What is required:
Using the records provided below, locate and copy each line that contains the word "JSON".

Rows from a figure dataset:

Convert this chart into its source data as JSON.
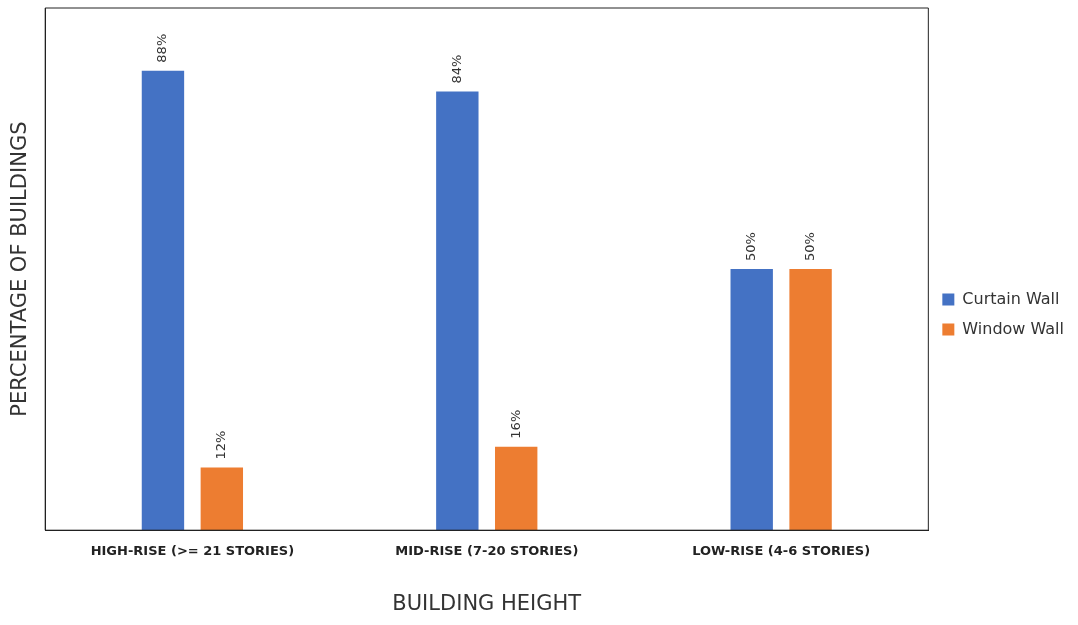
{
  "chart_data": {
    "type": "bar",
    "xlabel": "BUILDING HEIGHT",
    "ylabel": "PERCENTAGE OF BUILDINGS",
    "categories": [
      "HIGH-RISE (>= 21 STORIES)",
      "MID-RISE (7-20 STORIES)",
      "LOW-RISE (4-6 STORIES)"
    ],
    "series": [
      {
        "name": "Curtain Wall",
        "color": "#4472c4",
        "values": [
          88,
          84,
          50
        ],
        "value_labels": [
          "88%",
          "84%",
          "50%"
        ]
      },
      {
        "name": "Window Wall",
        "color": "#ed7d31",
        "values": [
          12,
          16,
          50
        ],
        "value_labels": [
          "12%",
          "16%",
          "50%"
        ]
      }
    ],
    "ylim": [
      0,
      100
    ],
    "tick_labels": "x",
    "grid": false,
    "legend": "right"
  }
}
...
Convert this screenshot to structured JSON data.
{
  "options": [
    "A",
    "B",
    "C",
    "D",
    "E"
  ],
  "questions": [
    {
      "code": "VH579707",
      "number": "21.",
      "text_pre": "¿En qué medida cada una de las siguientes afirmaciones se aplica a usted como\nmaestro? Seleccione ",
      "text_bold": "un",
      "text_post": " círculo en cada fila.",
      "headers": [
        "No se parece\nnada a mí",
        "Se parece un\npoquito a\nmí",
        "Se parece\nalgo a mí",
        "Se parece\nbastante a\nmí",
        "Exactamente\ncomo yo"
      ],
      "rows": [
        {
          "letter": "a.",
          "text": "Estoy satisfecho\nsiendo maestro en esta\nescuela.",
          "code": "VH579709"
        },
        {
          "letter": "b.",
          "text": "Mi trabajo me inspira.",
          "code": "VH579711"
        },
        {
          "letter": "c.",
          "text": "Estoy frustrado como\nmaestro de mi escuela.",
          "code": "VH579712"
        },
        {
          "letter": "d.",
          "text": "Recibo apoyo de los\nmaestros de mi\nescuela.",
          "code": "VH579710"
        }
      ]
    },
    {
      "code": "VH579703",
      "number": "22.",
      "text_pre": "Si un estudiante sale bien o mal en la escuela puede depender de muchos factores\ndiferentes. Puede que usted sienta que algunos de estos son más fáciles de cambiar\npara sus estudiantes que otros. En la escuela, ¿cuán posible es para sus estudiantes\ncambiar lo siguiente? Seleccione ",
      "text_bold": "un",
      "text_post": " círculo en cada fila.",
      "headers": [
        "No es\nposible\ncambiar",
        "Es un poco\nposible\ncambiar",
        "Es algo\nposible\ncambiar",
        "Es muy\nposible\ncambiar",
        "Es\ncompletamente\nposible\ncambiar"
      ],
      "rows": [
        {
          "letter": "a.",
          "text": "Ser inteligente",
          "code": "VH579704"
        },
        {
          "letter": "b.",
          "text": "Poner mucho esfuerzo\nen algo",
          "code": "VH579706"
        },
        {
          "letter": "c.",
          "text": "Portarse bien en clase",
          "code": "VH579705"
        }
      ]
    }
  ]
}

Result for this exercise:
Convert this chart into its source data as JSON.
Convert this screenshot to structured JSON data.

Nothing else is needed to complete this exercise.